[What needs to be done] Count how many lines contain the word "Bassem". Please give only the number.
****
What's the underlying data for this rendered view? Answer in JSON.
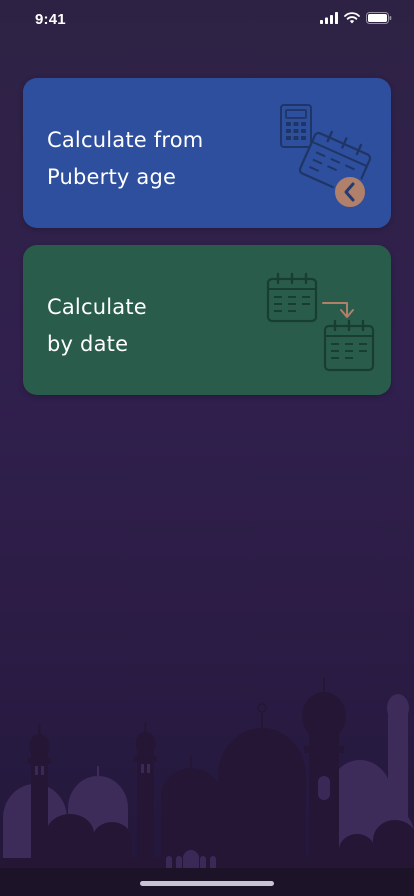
{
  "status_bar": {
    "time": "9:41",
    "icons": [
      "signal-icon",
      "wifi-icon",
      "battery-icon"
    ]
  },
  "cards": [
    {
      "id": "puberty",
      "title_line1": "Calculate from",
      "title_line2": "Puberty age",
      "color": "#2e4f9e",
      "icons": [
        "calculator-icon",
        "calendar-icon",
        "back-arrow-badge-icon"
      ]
    },
    {
      "id": "date",
      "title_line1": "Calculate",
      "title_line2": "by date",
      "color": "#2a5c4c",
      "icons": [
        "calendar-icon",
        "arrow-down-right-icon",
        "calendar-icon"
      ]
    }
  ],
  "background": {
    "colors": [
      "#2e2244",
      "#22173a"
    ],
    "decor": "mosque-skyline-silhouette"
  }
}
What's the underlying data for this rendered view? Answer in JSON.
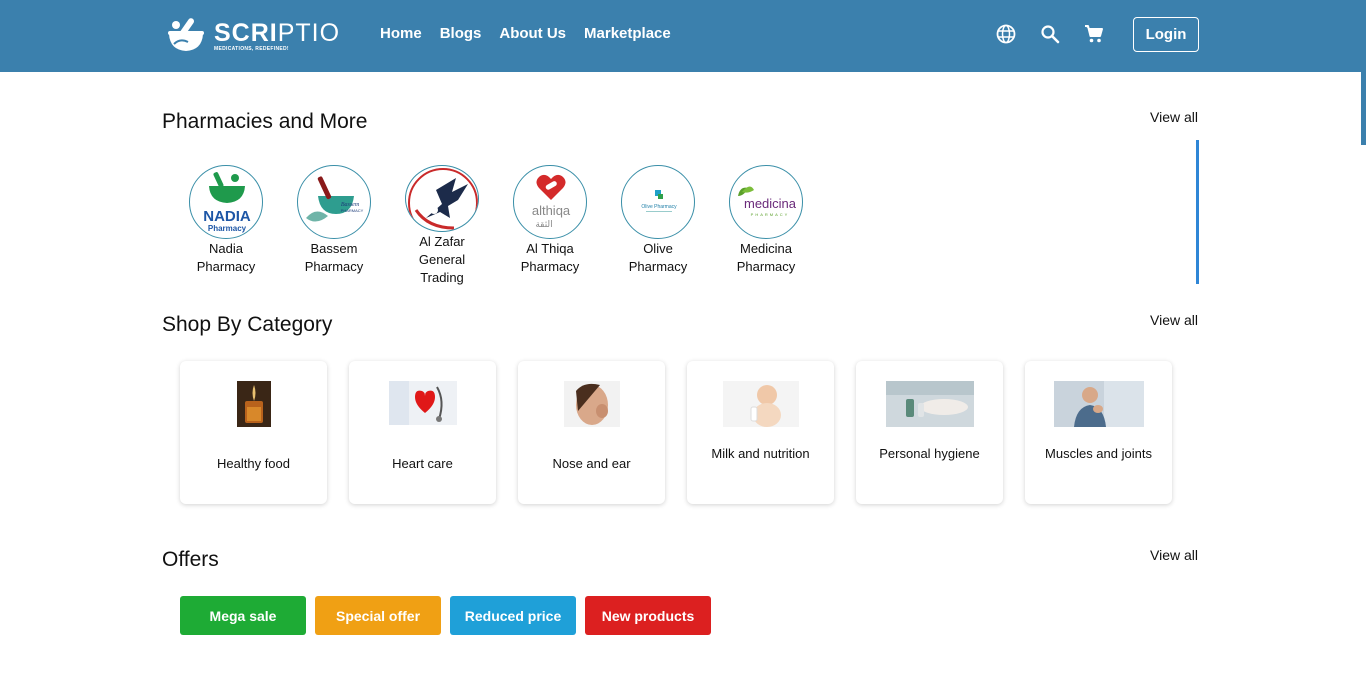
{
  "header": {
    "logo_name_bold": "SCRI",
    "logo_name_thin": "PTIO",
    "logo_tagline": "MEDICATIONS, REDEFINED!",
    "nav": [
      "Home",
      "Blogs",
      "About Us",
      "Marketplace"
    ],
    "login_label": "Login",
    "icons": [
      "globe-icon",
      "search-icon",
      "cart-icon"
    ]
  },
  "pharmacies": {
    "title": "Pharmacies and More",
    "view_all": "View all",
    "items": [
      {
        "name": "Nadia Pharmacy",
        "logo_text": "NADIA",
        "logo_sub": "Pharmacy"
      },
      {
        "name": "Bassem Pharmacy",
        "logo_text": "Bassem",
        "logo_sub": "PHARMACY"
      },
      {
        "name": "Al Zafar General Trading",
        "logo_text": "",
        "logo_sub": ""
      },
      {
        "name": "Al Thiqa Pharmacy",
        "logo_text": "althiqa",
        "logo_sub": "الثقة"
      },
      {
        "name": "Olive Pharmacy",
        "logo_text": "Olive Pharmacy",
        "logo_sub": ""
      },
      {
        "name": "Medicina Pharmacy",
        "logo_text": "medicina",
        "logo_sub": "PHARMACY"
      }
    ]
  },
  "categories": {
    "title": "Shop By Category",
    "view_all": "View all",
    "items": [
      {
        "label": "Healthy food"
      },
      {
        "label": "Heart care"
      },
      {
        "label": "Nose and ear"
      },
      {
        "label": "Milk and nutrition"
      },
      {
        "label": "Personal hygiene"
      },
      {
        "label": "Muscles and joints"
      }
    ]
  },
  "offers": {
    "title": "Offers",
    "view_all": "View all",
    "items": [
      {
        "label": "Mega sale",
        "color": "#1eab35"
      },
      {
        "label": "Special offer",
        "color": "#f0a014"
      },
      {
        "label": "Reduced price",
        "color": "#1fa0d8"
      },
      {
        "label": "New products",
        "color": "#dc2020"
      }
    ]
  },
  "colors": {
    "header_bg": "#3b80ad",
    "accent_scroll": "#2f86d6"
  }
}
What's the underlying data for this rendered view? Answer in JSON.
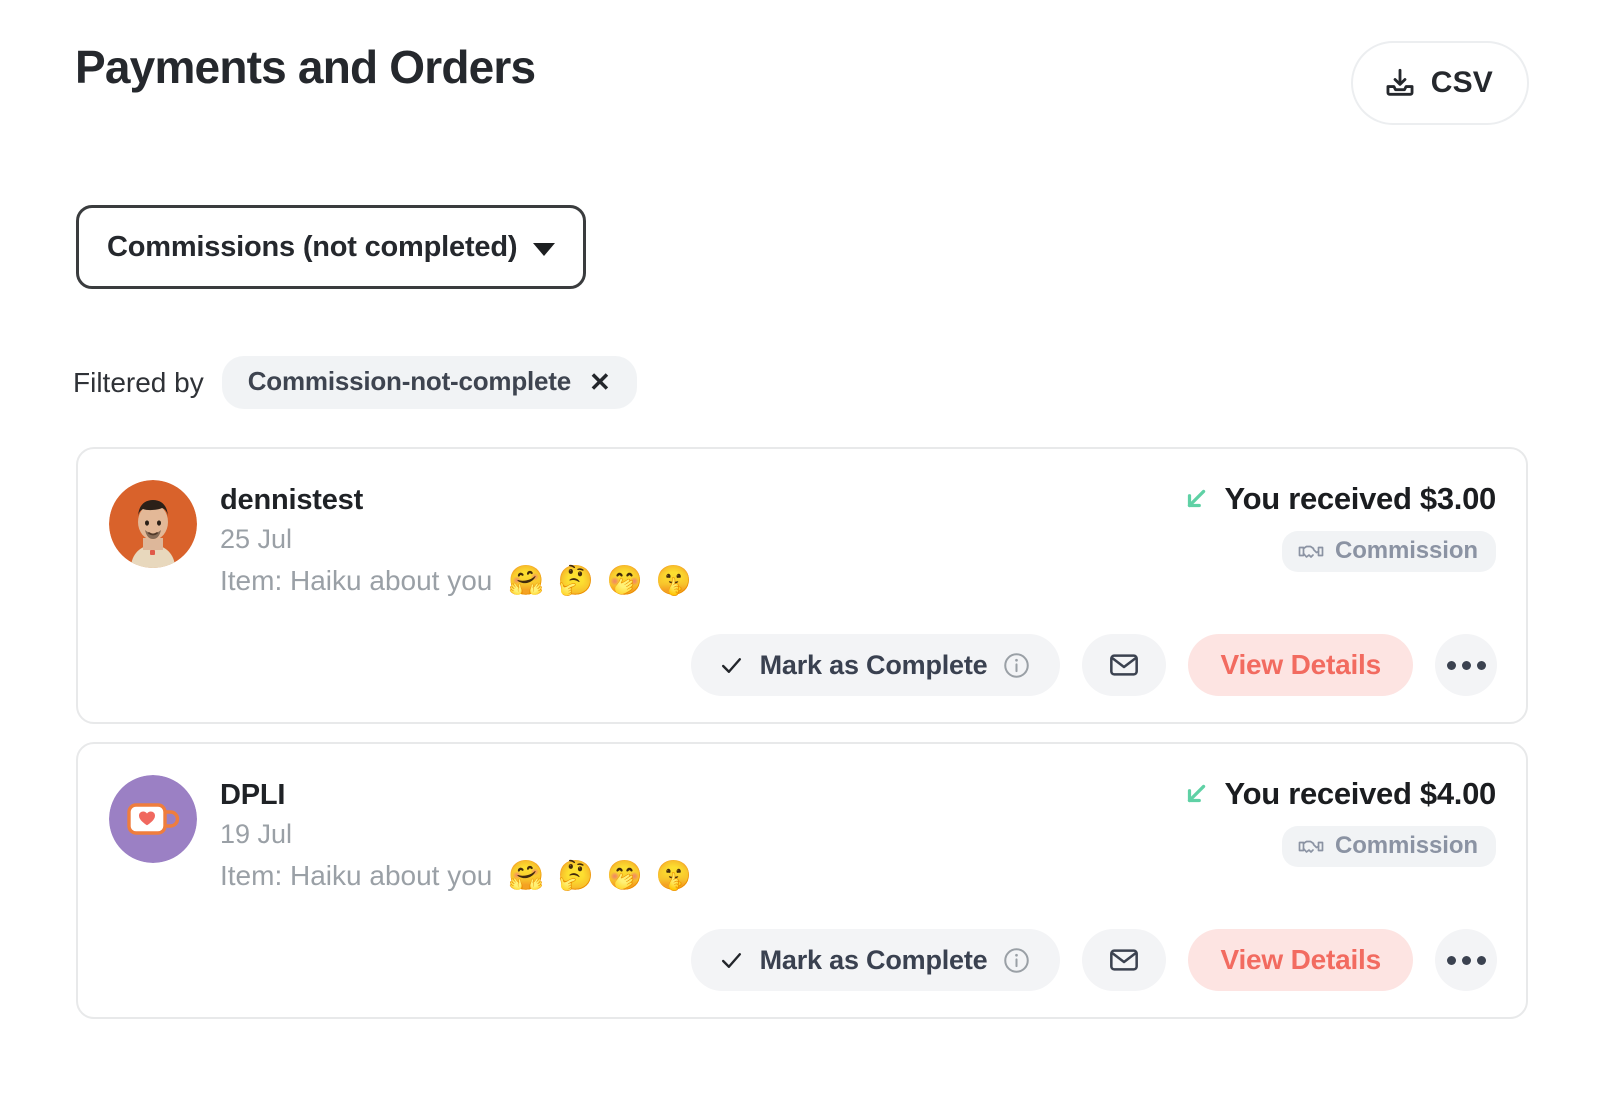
{
  "header": {
    "title": "Payments and Orders",
    "csv_button_label": "CSV",
    "csv_icon": "download-tray-icon"
  },
  "filter_select": {
    "value": "Commissions (not completed)",
    "caret_icon": "chevron-down-icon"
  },
  "filters": {
    "label": "Filtered by",
    "chip": {
      "text": "Commission-not-complete",
      "remove_icon": "close-icon",
      "remove_glyph": "✕"
    }
  },
  "colors": {
    "accent_red": "#f26b60",
    "accent_red_bg": "#fde4e2",
    "green_arrow": "#5fd1a5",
    "chip_bg": "#f1f3f5",
    "card_border": "#e8e9ea",
    "text_dark": "#25282d",
    "text_muted": "#9aa0a6",
    "badge_text": "#8b93a3",
    "avatar_orange": "#d9622b",
    "avatar_purple": "#9b80c4"
  },
  "actions": {
    "mark_complete_label": "Mark as Complete",
    "view_details_label": "View Details",
    "check_icon": "check-icon",
    "info_icon": "info-circle-icon",
    "mail_icon": "envelope-icon",
    "more_icon": "ellipsis-icon"
  },
  "orders": [
    {
      "user": "dennistest",
      "date": "25 Jul",
      "item_prefix": "Item: Haiku about you",
      "item_emojis": [
        "🤗",
        "🤔",
        "🤭",
        "🤫"
      ],
      "amount_text": "You received $3.00",
      "amount_icon": "arrow-down-left-icon",
      "badge_label": "Commission",
      "badge_icon": "handshake-icon",
      "avatar_type": "person-avatar",
      "avatar_color": "#d9622b"
    },
    {
      "user": "DPLI",
      "date": "19 Jul",
      "item_prefix": "Item: Haiku about you",
      "item_emojis": [
        "🤗",
        "🤔",
        "🤭",
        "🤫"
      ],
      "amount_text": "You received $4.00",
      "amount_icon": "arrow-down-left-icon",
      "badge_label": "Commission",
      "badge_icon": "handshake-icon",
      "avatar_type": "kofi-cup-avatar",
      "avatar_color": "#9b80c4"
    }
  ]
}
****
[Worked answer] 2